• _Task_:
All of the material below is to be retyped exactly.

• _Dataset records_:
========

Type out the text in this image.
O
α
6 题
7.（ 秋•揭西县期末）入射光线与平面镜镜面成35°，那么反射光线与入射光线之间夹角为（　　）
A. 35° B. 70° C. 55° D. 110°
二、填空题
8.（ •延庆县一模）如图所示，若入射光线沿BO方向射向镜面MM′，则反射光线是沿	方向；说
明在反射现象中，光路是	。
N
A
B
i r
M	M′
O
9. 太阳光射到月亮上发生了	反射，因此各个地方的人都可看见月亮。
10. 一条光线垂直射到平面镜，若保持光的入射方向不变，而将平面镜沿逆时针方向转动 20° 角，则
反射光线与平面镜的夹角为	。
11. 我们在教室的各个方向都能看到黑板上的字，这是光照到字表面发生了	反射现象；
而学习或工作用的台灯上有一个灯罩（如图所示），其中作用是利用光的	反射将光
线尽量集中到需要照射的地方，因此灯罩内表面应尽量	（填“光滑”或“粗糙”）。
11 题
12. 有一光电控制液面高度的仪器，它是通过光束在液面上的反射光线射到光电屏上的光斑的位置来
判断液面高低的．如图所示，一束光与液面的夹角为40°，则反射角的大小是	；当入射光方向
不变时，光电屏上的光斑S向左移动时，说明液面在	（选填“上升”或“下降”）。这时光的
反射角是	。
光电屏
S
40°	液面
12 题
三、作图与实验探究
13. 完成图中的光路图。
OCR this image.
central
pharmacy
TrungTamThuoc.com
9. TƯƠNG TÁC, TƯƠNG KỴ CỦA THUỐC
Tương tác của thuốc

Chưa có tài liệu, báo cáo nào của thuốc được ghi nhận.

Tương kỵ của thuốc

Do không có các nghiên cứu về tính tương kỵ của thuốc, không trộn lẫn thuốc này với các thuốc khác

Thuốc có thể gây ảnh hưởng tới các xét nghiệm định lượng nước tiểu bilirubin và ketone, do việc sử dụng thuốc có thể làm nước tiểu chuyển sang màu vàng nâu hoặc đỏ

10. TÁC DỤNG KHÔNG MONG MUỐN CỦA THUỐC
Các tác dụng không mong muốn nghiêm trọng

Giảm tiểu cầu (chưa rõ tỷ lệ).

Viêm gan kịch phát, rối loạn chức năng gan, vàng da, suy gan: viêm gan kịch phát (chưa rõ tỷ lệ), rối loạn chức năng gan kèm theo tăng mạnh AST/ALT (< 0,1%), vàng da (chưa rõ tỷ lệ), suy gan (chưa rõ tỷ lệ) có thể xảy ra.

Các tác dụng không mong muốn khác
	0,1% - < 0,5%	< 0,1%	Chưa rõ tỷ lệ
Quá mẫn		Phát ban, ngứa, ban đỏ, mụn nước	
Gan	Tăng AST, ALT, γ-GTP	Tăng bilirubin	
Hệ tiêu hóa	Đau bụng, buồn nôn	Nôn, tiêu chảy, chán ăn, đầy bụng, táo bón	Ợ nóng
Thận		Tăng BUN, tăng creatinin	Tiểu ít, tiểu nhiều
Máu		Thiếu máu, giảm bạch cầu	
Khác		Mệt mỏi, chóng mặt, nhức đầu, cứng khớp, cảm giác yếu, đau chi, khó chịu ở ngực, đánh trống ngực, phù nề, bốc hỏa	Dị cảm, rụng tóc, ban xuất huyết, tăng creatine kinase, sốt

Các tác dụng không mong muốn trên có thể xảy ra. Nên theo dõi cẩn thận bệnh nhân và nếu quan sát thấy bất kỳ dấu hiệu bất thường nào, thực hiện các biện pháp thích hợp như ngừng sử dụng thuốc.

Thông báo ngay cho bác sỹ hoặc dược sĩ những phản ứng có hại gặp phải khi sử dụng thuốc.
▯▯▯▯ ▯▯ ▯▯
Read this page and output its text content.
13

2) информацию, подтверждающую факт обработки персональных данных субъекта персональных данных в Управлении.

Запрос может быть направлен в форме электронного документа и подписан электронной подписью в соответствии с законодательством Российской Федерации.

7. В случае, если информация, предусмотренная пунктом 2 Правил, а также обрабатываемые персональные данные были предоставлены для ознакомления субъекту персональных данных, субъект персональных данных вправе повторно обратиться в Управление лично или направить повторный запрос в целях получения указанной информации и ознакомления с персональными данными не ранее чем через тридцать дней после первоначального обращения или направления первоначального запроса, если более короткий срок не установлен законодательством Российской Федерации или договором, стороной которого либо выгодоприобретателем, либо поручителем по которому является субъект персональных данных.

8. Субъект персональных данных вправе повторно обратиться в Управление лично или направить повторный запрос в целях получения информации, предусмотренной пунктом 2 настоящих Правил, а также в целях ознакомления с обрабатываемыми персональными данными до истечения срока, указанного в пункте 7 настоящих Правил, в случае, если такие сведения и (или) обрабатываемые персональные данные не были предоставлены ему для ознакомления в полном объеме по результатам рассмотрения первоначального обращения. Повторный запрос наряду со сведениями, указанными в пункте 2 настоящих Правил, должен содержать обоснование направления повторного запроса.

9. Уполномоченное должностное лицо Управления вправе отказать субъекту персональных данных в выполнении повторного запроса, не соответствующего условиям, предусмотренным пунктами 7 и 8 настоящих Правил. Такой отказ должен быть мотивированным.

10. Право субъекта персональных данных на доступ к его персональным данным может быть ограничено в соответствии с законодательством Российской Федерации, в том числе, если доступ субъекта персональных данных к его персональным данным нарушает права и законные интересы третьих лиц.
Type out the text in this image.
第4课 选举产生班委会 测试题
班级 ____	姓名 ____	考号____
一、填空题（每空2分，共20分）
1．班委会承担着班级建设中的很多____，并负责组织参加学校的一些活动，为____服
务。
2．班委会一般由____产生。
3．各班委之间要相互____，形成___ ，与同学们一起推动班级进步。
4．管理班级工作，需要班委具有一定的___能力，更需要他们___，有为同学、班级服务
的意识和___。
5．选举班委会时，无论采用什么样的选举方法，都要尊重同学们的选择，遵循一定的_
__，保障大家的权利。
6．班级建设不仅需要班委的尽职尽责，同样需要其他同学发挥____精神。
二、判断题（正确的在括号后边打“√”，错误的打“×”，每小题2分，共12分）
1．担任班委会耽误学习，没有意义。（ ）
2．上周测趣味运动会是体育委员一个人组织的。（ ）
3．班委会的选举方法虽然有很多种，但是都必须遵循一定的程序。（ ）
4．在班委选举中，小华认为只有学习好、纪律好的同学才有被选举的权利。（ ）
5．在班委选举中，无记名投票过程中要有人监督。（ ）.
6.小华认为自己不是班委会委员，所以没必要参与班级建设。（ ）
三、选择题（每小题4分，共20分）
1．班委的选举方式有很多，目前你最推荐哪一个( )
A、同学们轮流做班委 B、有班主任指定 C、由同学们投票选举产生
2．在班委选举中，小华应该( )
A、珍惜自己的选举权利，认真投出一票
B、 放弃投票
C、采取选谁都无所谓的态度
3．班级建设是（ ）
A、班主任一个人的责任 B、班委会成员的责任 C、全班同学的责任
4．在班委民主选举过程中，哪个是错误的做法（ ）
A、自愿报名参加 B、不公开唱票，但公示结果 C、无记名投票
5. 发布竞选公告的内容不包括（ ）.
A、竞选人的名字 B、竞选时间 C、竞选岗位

========

• _Answer to this exercise_:
Type out the text in this image.
O
α
6 题
7.（ 秋•揭西县期末）入射光线与平面镜镜面成35°，那么反射光线与入射光线之间夹角为（　　）
A. 35° B. 70° C. 55° D. 110°
二、填空题
8.（ •延庆县一模）如图所示，若入射光线沿BO方向射向镜面MM′，则反射光线是沿	方向；说
明在反射现象中，光路是	。
N
A
B
i r
M	M′
O
9. 太阳光射到月亮上发生了	反射，因此各个地方的人都可看见月亮。
10. 一条光线垂直射到平面镜，若保持光的入射方向不变，而将平面镜沿逆时针方向转动 20° 角，则
反射光线与平面镜的夹角为	。
11. 我们在教室的各个方向都能看到黑板上的字，这是光照到字表面发生了	反射现象；
而学习或工作用的台灯上有一个灯罩（如图所示），其中作用是利用光的	反射将光
线尽量集中到需要照射的地方，因此灯罩内表面应尽量	（填“光滑”或“粗糙”）。
11 题
12. 有一光电控制液面高度的仪器，它是通过光束在液面上的反射光线射到光电屏上的光斑的位置来
判断液面高低的．如图所示，一束光与液面的夹角为40°，则反射角的大小是	；当入射光方向
不变时，光电屏上的光斑S向左移动时，说明液面在	（选填“上升”或“下降”）。这时光的
反射角是	。
光电屏
S
40°	液面
12 题
三、作图与实验探究
13. 完成图中的光路图。
OCR this image.
central
pharmacy
TrungTamThuoc.com
9. TƯƠNG TÁC, TƯƠNG KỴ CỦA THUỐC
Tương tác của thuốc

Chưa có tài liệu, báo cáo nào của thuốc được ghi nhận.

Tương kỵ của thuốc

Do không có các nghiên cứu về tính tương kỵ của thuốc, không trộn lẫn thuốc này với các thuốc khác

Thuốc có thể gây ảnh hưởng tới các xét nghiệm định lượng nước tiểu bilirubin và ketone, do việc sử dụng thuốc có thể làm nước tiểu chuyển sang màu vàng nâu hoặc đỏ

10. TÁC DỤNG KHÔNG MONG MUỐN CỦA THUỐC
Các tác dụng không mong muốn nghiêm trọng

Giảm tiểu cầu (chưa rõ tỷ lệ).

Viêm gan kịch phát, rối loạn chức năng gan, vàng da, suy gan: viêm gan kịch phát (chưa rõ tỷ lệ), rối loạn chức năng gan kèm theo tăng mạnh AST/ALT (< 0,1%), vàng da (chưa rõ tỷ lệ), suy gan (chưa rõ tỷ lệ) có thể xảy ra.

Các tác dụng không mong muốn khác
	0,1% - < 0,5%	< 0,1%	Chưa rõ tỷ lệ
Quá mẫn		Phát ban, ngứa, ban đỏ, mụn nước	
Gan	Tăng AST, ALT, γ-GTP	Tăng bilirubin	
Hệ tiêu hóa	Đau bụng, buồn nôn	Nôn, tiêu chảy, chán ăn, đầy bụng, táo bón	Ợ nóng
Thận		Tăng BUN, tăng creatinin	Tiểu ít, tiểu nhiều
Máu		Thiếu máu, giảm bạch cầu	
Khác		Mệt mỏi, chóng mặt, nhức đầu, cứng khớp, cảm giác yếu, đau chi, khó chịu ở ngực, đánh trống ngực, phù nề, bốc hỏa	Dị cảm, rụng tóc, ban xuất huyết, tăng creatine kinase, sốt

Các tác dụng không mong muốn trên có thể xảy ra. Nên theo dõi cẩn thận bệnh nhân và nếu quan sát thấy bất kỳ dấu hiệu bất thường nào, thực hiện các biện pháp thích hợp như ngừng sử dụng thuốc.

Thông báo ngay cho bác sỹ hoặc dược sĩ những phản ứng có hại gặp phải khi sử dụng thuốc.
▯▯▯▯ ▯▯ ▯▯
Read this page and output its text content.
13

2) информацию, подтверждающую факт обработки персональных данных субъекта персональных данных в Управлении.

Запрос может быть направлен в форме электронного документа и подписан электронной подписью в соответствии с законодательством Российской Федерации.

7. В случае, если информация, предусмотренная пунктом 2 Правил, а также обрабатываемые персональные данные были предоставлены для ознакомления субъекту персональных данных, субъект персональных данных вправе повторно обратиться в Управление лично или направить повторный запрос в целях получения указанной информации и ознакомления с персональными данными не ранее чем через тридцать дней после первоначального обращения или направления первоначального запроса, если более короткий срок не установлен законодательством Российской Федерации или договором, стороной которого либо выгодоприобретателем, либо поручителем по которому является субъект персональных данных.

8. Субъект персональных данных вправе повторно обратиться в Управление лично или направить повторный запрос в целях получения информации, предусмотренной пунктом 2 настоящих Правил, а также в целях ознакомления с обрабатываемыми персональными данными до истечения срока, указанного в пункте 7 настоящих Правил, в случае, если такие сведения и (или) обрабатываемые персональные данные не были предоставлены ему для ознакомления в полном объеме по результатам рассмотрения первоначального обращения. Повторный запрос наряду со сведениями, указанными в пункте 2 настоящих Правил, должен содержать обоснование направления повторного запроса.

9. Уполномоченное должностное лицо Управления вправе отказать субъекту персональных данных в выполнении повторного запроса, не соответствующего условиям, предусмотренным пунктами 7 и 8 настоящих Правил. Такой отказ должен быть мотивированным.

10. Право субъекта персональных данных на доступ к его персональным данным может быть ограничено в соответствии с законодательством Российской Федерации, в том числе, если доступ субъекта персональных данных к его персональным данным нарушает права и законные интересы третьих лиц.
Type out the text in this image.
第4课 选举产生班委会 测试题
班级 ____	姓名 ____	考号____
一、填空题（每空2分，共20分）
1．班委会承担着班级建设中的很多____，并负责组织参加学校的一些活动，为____服
务。
2．班委会一般由____产生。
3．各班委之间要相互____，形成___ ，与同学们一起推动班级进步。
4．管理班级工作，需要班委具有一定的___能力，更需要他们___，有为同学、班级服务
的意识和___。
5．选举班委会时，无论采用什么样的选举方法，都要尊重同学们的选择，遵循一定的_
__，保障大家的权利。
6．班级建设不仅需要班委的尽职尽责，同样需要其他同学发挥____精神。
二、判断题（正确的在括号后边打“√”，错误的打“×”，每小题2分，共12分）
1．担任班委会耽误学习，没有意义。（ ）
2．上周测趣味运动会是体育委员一个人组织的。（ ）
3．班委会的选举方法虽然有很多种，但是都必须遵循一定的程序。（ ）
4．在班委选举中，小华认为只有学习好、纪律好的同学才有被选举的权利。（ ）
5．在班委选举中，无记名投票过程中要有人监督。（ ）.
6.小华认为自己不是班委会委员，所以没必要参与班级建设。（ ）
三、选择题（每小题4分，共20分）
1．班委的选举方式有很多，目前你最推荐哪一个( )
A、同学们轮流做班委 B、有班主任指定 C、由同学们投票选举产生
2．在班委选举中，小华应该( )
A、珍惜自己的选举权利，认真投出一票
B、 放弃投票
C、采取选谁都无所谓的态度
3．班级建设是（ ）
A、班主任一个人的责任 B、班委会成员的责任 C、全班同学的责任
4．在班委民主选举过程中，哪个是错误的做法（ ）
A、自愿报名参加 B、不公开唱票，但公示结果 C、无记名投票
5. 发布竞选公告的内容不包括（ ）.
A、竞选人的名字 B、竞选时间 C、竞选岗位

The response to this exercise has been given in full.